> **DATA FOR THIS EXERCISE**:
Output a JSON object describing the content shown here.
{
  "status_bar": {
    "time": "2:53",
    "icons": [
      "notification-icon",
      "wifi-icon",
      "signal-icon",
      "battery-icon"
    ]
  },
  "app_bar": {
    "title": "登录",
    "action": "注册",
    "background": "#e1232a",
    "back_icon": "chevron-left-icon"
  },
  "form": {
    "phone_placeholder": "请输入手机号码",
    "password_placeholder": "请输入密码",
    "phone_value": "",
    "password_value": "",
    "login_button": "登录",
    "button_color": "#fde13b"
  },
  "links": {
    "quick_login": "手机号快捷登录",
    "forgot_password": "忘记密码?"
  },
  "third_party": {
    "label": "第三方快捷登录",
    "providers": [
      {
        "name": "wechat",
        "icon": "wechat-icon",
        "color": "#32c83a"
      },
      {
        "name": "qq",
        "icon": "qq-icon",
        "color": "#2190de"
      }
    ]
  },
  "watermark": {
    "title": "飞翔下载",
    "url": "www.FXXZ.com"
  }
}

> **WHAT THE EXERCISE ASKS**: Every line of the data above should be reproduced word for word.

> **TASK ANSWER**:
Output a JSON object describing the content shown here.
{
  "status_bar": {
    "time": "2:53",
    "icons": [
      "notification-icon",
      "wifi-icon",
      "signal-icon",
      "battery-icon"
    ]
  },
  "app_bar": {
    "title": "登录",
    "action": "注册",
    "background": "#e1232a",
    "back_icon": "chevron-left-icon"
  },
  "form": {
    "phone_placeholder": "请输入手机号码",
    "password_placeholder": "请输入密码",
    "phone_value": "",
    "password_value": "",
    "login_button": "登录",
    "button_color": "#fde13b"
  },
  "links": {
    "quick_login": "手机号快捷登录",
    "forgot_password": "忘记密码?"
  },
  "third_party": {
    "label": "第三方快捷登录",
    "providers": [
      {
        "name": "wechat",
        "icon": "wechat-icon",
        "color": "#32c83a"
      },
      {
        "name": "qq",
        "icon": "qq-icon",
        "color": "#2190de"
      }
    ]
  },
  "watermark": {
    "title": "飞翔下载",
    "url": "www.FXXZ.com"
  }
}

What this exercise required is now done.